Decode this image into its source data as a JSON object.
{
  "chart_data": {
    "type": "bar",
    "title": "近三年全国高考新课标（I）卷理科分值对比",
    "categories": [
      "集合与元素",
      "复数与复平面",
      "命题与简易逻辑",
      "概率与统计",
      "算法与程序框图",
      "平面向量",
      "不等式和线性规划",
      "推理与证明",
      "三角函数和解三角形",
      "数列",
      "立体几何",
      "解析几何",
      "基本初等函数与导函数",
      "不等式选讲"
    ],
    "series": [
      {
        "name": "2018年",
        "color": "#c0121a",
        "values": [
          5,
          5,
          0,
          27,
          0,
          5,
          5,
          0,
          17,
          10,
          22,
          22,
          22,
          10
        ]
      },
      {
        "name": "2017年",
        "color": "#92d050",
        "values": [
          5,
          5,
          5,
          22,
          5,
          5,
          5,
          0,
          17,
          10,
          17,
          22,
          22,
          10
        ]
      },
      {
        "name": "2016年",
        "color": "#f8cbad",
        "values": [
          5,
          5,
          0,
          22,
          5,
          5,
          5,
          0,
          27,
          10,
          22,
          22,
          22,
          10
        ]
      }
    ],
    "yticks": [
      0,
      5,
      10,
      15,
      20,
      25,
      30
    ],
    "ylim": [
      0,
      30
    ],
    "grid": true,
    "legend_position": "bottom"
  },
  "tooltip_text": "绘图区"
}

====

Return all of the above records exactly, leaving no line out.

#### The solution
Decode this image into its source data as a JSON object.
{
  "chart_data": {
    "type": "bar",
    "title": "近三年全国高考新课标（I）卷理科分值对比",
    "categories": [
      "集合与元素",
      "复数与复平面",
      "命题与简易逻辑",
      "概率与统计",
      "算法与程序框图",
      "平面向量",
      "不等式和线性规划",
      "推理与证明",
      "三角函数和解三角形",
      "数列",
      "立体几何",
      "解析几何",
      "基本初等函数与导函数",
      "不等式选讲"
    ],
    "series": [
      {
        "name": "2018年",
        "color": "#c0121a",
        "values": [
          5,
          5,
          0,
          27,
          0,
          5,
          5,
          0,
          17,
          10,
          22,
          22,
          22,
          10
        ]
      },
      {
        "name": "2017年",
        "color": "#92d050",
        "values": [
          5,
          5,
          5,
          22,
          5,
          5,
          5,
          0,
          17,
          10,
          17,
          22,
          22,
          10
        ]
      },
      {
        "name": "2016年",
        "color": "#f8cbad",
        "values": [
          5,
          5,
          0,
          22,
          5,
          5,
          5,
          0,
          27,
          10,
          22,
          22,
          22,
          10
        ]
      }
    ],
    "yticks": [
      0,
      5,
      10,
      15,
      20,
      25,
      30
    ],
    "ylim": [
      0,
      30
    ],
    "grid": true,
    "legend_position": "bottom"
  },
  "tooltip_text": "绘图区"
}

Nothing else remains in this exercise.